>> START

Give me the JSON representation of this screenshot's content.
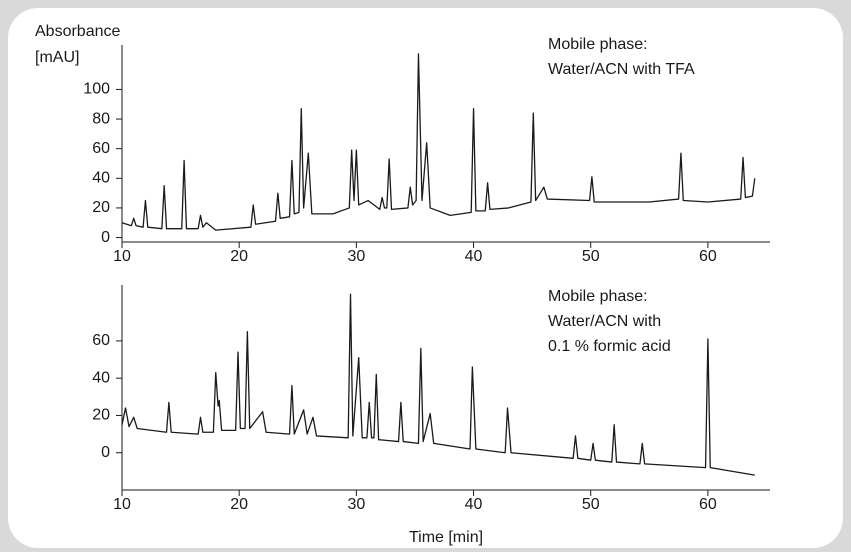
{
  "chart_data": [
    {
      "type": "line",
      "ylabel": [
        "Absorbance",
        "[mAU]"
      ],
      "annotation": [
        "Mobile phase:",
        "Water/ACN with TFA"
      ],
      "xlim": [
        10,
        65.3
      ],
      "xticks": [
        10,
        20,
        30,
        40,
        50,
        60
      ],
      "ylim": [
        -3,
        130
      ],
      "yticks": [
        0,
        20,
        40,
        60,
        80,
        100
      ],
      "series": [
        {
          "color": "#1a1a1a",
          "x": [
            10,
            10.8,
            11,
            11.2,
            11.8,
            12,
            12.2,
            13.4,
            13.6,
            13.8,
            15.1,
            15.3,
            15.5,
            16.5,
            16.7,
            16.9,
            17.2,
            18,
            21,
            21.2,
            21.4,
            23.1,
            23.3,
            23.5,
            24.3,
            24.5,
            24.7,
            25.1,
            25.3,
            25.5,
            25.9,
            26.2,
            28,
            29.4,
            29.6,
            29.8,
            30,
            30.2,
            31,
            32,
            32.2,
            32.4,
            32.6,
            32.8,
            33,
            34.4,
            34.6,
            34.8,
            35.1,
            35.3,
            35.6,
            36,
            36.3,
            38,
            39.8,
            40,
            40.2,
            41,
            41.2,
            41.4,
            43,
            44.9,
            45.1,
            45.3,
            46,
            46.3,
            49.9,
            50.1,
            50.3,
            55,
            57.5,
            57.7,
            57.9,
            60,
            62.8,
            63,
            63.2,
            63.8,
            64
          ],
          "values": [
            10,
            8,
            13,
            8,
            7,
            25,
            7,
            6,
            35,
            6,
            6,
            52,
            6,
            6,
            15,
            7,
            10,
            5,
            7,
            22,
            9,
            11,
            30,
            13,
            14,
            52,
            16,
            17,
            87,
            20,
            57,
            16,
            16,
            20,
            59,
            25,
            59,
            22,
            25,
            19,
            27,
            20,
            20,
            53,
            19,
            20,
            34,
            22,
            25,
            124,
            25,
            64,
            20,
            15,
            17,
            87,
            18,
            18,
            37,
            19,
            20,
            24,
            84,
            25,
            34,
            26,
            25,
            41,
            24,
            24,
            26,
            57,
            25,
            24,
            26,
            54,
            27,
            28,
            40
          ]
        }
      ]
    },
    {
      "type": "line",
      "xlabel": "Time [min]",
      "annotation": [
        "Mobile phase:",
        "Water/ACN with",
        "0.1 % formic acid"
      ],
      "xlim": [
        10,
        65.3
      ],
      "xticks": [
        10,
        20,
        30,
        40,
        50,
        60
      ],
      "ylim": [
        -20,
        90
      ],
      "yticks": [
        0,
        20,
        40,
        60
      ],
      "series": [
        {
          "color": "#1a1a1a",
          "x": [
            10,
            10.3,
            10.6,
            11,
            11.3,
            13.8,
            14,
            14.2,
            16.5,
            16.7,
            16.9,
            17.8,
            18,
            18.2,
            18.3,
            18.5,
            19.7,
            19.9,
            20.1,
            20.5,
            20.7,
            20.9,
            22,
            22.3,
            24.3,
            24.5,
            24.7,
            25.5,
            25.8,
            26.3,
            26.6,
            29.3,
            29.5,
            29.7,
            30.2,
            30.5,
            30.9,
            31.1,
            31.3,
            31.5,
            31.7,
            31.9,
            33.6,
            33.8,
            34,
            35.3,
            35.5,
            35.7,
            36.3,
            36.6,
            39.7,
            39.9,
            40.2,
            42.7,
            42.9,
            43.2,
            48.5,
            48.7,
            48.9,
            50,
            50.2,
            50.4,
            51.8,
            52,
            52.2,
            54.2,
            54.4,
            54.6,
            59.8,
            60,
            60.2,
            64
          ],
          "values": [
            15,
            24,
            14,
            19,
            13,
            11,
            27,
            11,
            10,
            19,
            11,
            11,
            43,
            25,
            28,
            12,
            12,
            54,
            13,
            13,
            65,
            13,
            22,
            11,
            10,
            36,
            10,
            23,
            10,
            19,
            9,
            8,
            85,
            9,
            51,
            8,
            8,
            27,
            8,
            8,
            42,
            7,
            6,
            27,
            6,
            5,
            56,
            6,
            21,
            5,
            2,
            46,
            2,
            0,
            24,
            0,
            -3,
            9,
            -3,
            -4,
            5,
            -4,
            -5,
            15,
            -5,
            -6,
            5,
            -6,
            -8,
            61,
            -8,
            -12
          ]
        }
      ]
    }
  ]
}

>> END

• [TASK INSTRUCTIONS]: Give every record again exactly, apart from the pictures, which stay out.

• [PROBLEM SOLUTION]:
Give me the JSON representation of this screenshot's content.
{
  "chart_data": [
    {
      "type": "line",
      "ylabel": [
        "Absorbance",
        "[mAU]"
      ],
      "annotation": [
        "Mobile phase:",
        "Water/ACN with TFA"
      ],
      "xlim": [
        10,
        65.3
      ],
      "xticks": [
        10,
        20,
        30,
        40,
        50,
        60
      ],
      "ylim": [
        -3,
        130
      ],
      "yticks": [
        0,
        20,
        40,
        60,
        80,
        100
      ],
      "series": [
        {
          "color": "#1a1a1a",
          "x": [
            10,
            10.8,
            11,
            11.2,
            11.8,
            12,
            12.2,
            13.4,
            13.6,
            13.8,
            15.1,
            15.3,
            15.5,
            16.5,
            16.7,
            16.9,
            17.2,
            18,
            21,
            21.2,
            21.4,
            23.1,
            23.3,
            23.5,
            24.3,
            24.5,
            24.7,
            25.1,
            25.3,
            25.5,
            25.9,
            26.2,
            28,
            29.4,
            29.6,
            29.8,
            30,
            30.2,
            31,
            32,
            32.2,
            32.4,
            32.6,
            32.8,
            33,
            34.4,
            34.6,
            34.8,
            35.1,
            35.3,
            35.6,
            36,
            36.3,
            38,
            39.8,
            40,
            40.2,
            41,
            41.2,
            41.4,
            43,
            44.9,
            45.1,
            45.3,
            46,
            46.3,
            49.9,
            50.1,
            50.3,
            55,
            57.5,
            57.7,
            57.9,
            60,
            62.8,
            63,
            63.2,
            63.8,
            64
          ],
          "values": [
            10,
            8,
            13,
            8,
            7,
            25,
            7,
            6,
            35,
            6,
            6,
            52,
            6,
            6,
            15,
            7,
            10,
            5,
            7,
            22,
            9,
            11,
            30,
            13,
            14,
            52,
            16,
            17,
            87,
            20,
            57,
            16,
            16,
            20,
            59,
            25,
            59,
            22,
            25,
            19,
            27,
            20,
            20,
            53,
            19,
            20,
            34,
            22,
            25,
            124,
            25,
            64,
            20,
            15,
            17,
            87,
            18,
            18,
            37,
            19,
            20,
            24,
            84,
            25,
            34,
            26,
            25,
            41,
            24,
            24,
            26,
            57,
            25,
            24,
            26,
            54,
            27,
            28,
            40
          ]
        }
      ]
    },
    {
      "type": "line",
      "xlabel": "Time [min]",
      "annotation": [
        "Mobile phase:",
        "Water/ACN with",
        "0.1 % formic acid"
      ],
      "xlim": [
        10,
        65.3
      ],
      "xticks": [
        10,
        20,
        30,
        40,
        50,
        60
      ],
      "ylim": [
        -20,
        90
      ],
      "yticks": [
        0,
        20,
        40,
        60
      ],
      "series": [
        {
          "color": "#1a1a1a",
          "x": [
            10,
            10.3,
            10.6,
            11,
            11.3,
            13.8,
            14,
            14.2,
            16.5,
            16.7,
            16.9,
            17.8,
            18,
            18.2,
            18.3,
            18.5,
            19.7,
            19.9,
            20.1,
            20.5,
            20.7,
            20.9,
            22,
            22.3,
            24.3,
            24.5,
            24.7,
            25.5,
            25.8,
            26.3,
            26.6,
            29.3,
            29.5,
            29.7,
            30.2,
            30.5,
            30.9,
            31.1,
            31.3,
            31.5,
            31.7,
            31.9,
            33.6,
            33.8,
            34,
            35.3,
            35.5,
            35.7,
            36.3,
            36.6,
            39.7,
            39.9,
            40.2,
            42.7,
            42.9,
            43.2,
            48.5,
            48.7,
            48.9,
            50,
            50.2,
            50.4,
            51.8,
            52,
            52.2,
            54.2,
            54.4,
            54.6,
            59.8,
            60,
            60.2,
            64
          ],
          "values": [
            15,
            24,
            14,
            19,
            13,
            11,
            27,
            11,
            10,
            19,
            11,
            11,
            43,
            25,
            28,
            12,
            12,
            54,
            13,
            13,
            65,
            13,
            22,
            11,
            10,
            36,
            10,
            23,
            10,
            19,
            9,
            8,
            85,
            9,
            51,
            8,
            8,
            27,
            8,
            8,
            42,
            7,
            6,
            27,
            6,
            5,
            56,
            6,
            21,
            5,
            2,
            46,
            2,
            0,
            24,
            0,
            -3,
            9,
            -3,
            -4,
            5,
            -4,
            -5,
            15,
            -5,
            -6,
            5,
            -6,
            -8,
            61,
            -8,
            -12
          ]
        }
      ]
    }
  ]
}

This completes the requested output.